• [Exercise directions]: Every line that contains the word "name" should be copied out.
** begin Listed entries **
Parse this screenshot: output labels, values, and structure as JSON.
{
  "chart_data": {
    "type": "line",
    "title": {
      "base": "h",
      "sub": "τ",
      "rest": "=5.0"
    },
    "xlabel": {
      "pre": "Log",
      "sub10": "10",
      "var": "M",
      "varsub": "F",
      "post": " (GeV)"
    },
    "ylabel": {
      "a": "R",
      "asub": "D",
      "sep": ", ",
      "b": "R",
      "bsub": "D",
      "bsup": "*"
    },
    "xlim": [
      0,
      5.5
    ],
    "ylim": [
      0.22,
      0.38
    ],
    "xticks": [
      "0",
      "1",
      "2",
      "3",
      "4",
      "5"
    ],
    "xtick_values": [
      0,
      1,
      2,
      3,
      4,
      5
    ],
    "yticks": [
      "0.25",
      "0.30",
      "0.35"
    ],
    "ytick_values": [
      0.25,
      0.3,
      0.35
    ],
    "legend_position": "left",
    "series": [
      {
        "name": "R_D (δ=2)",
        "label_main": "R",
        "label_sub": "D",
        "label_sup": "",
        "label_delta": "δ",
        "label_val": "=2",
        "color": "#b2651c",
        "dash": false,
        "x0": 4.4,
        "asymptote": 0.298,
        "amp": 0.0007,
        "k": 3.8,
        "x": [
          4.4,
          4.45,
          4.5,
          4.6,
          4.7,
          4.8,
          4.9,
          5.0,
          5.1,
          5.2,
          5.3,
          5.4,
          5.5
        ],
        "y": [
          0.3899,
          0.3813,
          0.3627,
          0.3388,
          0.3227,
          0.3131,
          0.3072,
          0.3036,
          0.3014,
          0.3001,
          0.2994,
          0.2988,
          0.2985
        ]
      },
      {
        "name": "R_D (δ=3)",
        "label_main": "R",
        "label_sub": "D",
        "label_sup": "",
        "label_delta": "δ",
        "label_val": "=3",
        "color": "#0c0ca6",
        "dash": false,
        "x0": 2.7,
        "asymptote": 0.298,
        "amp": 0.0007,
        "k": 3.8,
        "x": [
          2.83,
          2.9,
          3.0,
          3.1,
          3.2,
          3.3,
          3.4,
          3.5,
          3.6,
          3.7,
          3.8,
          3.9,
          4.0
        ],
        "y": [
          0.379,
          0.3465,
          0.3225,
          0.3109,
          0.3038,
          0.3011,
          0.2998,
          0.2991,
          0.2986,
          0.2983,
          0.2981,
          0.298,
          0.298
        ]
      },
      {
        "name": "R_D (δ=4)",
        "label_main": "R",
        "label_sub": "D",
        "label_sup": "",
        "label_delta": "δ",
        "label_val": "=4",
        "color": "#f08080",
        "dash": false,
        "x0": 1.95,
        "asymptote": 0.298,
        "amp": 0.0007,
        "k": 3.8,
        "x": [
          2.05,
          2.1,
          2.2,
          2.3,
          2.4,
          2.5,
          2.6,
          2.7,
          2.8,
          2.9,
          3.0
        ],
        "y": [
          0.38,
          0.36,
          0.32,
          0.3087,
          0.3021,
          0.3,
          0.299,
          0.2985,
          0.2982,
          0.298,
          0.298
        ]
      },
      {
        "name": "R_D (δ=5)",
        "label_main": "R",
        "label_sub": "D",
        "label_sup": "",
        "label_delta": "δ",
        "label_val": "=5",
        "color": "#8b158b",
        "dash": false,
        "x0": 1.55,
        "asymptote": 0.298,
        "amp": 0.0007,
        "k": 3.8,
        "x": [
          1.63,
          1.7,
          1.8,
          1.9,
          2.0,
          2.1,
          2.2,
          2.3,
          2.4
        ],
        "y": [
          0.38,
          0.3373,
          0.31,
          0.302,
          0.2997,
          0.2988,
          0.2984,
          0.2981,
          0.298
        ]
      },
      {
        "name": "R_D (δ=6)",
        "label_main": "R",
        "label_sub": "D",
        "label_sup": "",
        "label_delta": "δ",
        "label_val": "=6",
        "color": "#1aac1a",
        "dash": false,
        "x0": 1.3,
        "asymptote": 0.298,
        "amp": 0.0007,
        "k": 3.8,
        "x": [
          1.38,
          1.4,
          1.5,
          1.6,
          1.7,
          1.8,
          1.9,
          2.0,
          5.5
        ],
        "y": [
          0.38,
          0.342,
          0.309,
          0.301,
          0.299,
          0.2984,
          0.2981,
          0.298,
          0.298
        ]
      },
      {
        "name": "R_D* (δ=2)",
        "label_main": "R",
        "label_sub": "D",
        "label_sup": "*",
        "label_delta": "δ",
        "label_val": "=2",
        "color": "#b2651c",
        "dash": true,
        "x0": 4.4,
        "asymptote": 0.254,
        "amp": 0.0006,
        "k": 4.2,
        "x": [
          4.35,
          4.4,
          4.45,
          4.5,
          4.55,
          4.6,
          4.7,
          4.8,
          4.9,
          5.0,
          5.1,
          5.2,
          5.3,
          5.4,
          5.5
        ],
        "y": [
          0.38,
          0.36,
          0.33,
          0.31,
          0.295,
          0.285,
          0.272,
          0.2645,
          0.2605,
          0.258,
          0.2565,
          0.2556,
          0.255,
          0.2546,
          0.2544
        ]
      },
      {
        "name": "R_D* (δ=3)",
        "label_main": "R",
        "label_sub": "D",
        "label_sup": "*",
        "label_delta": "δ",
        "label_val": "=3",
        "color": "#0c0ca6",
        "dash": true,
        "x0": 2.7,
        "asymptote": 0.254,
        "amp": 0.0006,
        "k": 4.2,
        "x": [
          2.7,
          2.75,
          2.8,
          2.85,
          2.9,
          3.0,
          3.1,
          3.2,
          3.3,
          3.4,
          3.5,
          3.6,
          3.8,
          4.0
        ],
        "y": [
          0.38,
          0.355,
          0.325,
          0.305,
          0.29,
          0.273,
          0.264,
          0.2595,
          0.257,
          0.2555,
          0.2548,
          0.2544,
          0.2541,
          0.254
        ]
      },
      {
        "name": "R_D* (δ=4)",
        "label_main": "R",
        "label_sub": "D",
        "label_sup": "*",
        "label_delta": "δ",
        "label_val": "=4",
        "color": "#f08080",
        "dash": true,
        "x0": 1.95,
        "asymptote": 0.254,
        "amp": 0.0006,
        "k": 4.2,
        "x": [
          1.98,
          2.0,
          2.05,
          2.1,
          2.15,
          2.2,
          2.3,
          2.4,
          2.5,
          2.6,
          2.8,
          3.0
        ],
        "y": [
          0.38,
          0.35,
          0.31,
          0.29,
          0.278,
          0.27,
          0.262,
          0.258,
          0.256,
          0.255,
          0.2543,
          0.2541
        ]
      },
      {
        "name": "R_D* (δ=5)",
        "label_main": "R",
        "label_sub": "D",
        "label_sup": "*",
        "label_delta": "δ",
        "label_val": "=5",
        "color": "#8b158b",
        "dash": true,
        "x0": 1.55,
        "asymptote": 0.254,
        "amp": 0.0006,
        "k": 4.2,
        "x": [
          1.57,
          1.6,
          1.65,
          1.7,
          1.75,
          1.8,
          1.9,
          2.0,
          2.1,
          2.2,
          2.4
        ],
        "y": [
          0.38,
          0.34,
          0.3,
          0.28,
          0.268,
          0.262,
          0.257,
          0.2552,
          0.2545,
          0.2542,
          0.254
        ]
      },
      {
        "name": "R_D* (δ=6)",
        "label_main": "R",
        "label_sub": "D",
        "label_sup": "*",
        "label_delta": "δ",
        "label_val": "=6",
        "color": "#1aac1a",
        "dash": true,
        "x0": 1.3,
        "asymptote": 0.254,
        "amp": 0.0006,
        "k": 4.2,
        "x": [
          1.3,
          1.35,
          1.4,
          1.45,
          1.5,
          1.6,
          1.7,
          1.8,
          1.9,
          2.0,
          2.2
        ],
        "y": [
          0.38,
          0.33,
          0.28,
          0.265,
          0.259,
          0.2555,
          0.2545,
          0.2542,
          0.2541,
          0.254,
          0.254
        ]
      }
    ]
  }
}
** end Listed entries **
• [Full answer]:
        "name": "R_D (δ=2)",
        "name": "R_D (δ=3)",
        "name": "R_D (δ=4)",
        "name": "R_D (δ=5)",
        "name": "R_D (δ=6)",
        "name": "R_D* (δ=2)",
        "name": "R_D* (δ=3)",
        "name": "R_D* (δ=4)",
        "name": "R_D* (δ=5)",
        "name": "R_D* (δ=6)",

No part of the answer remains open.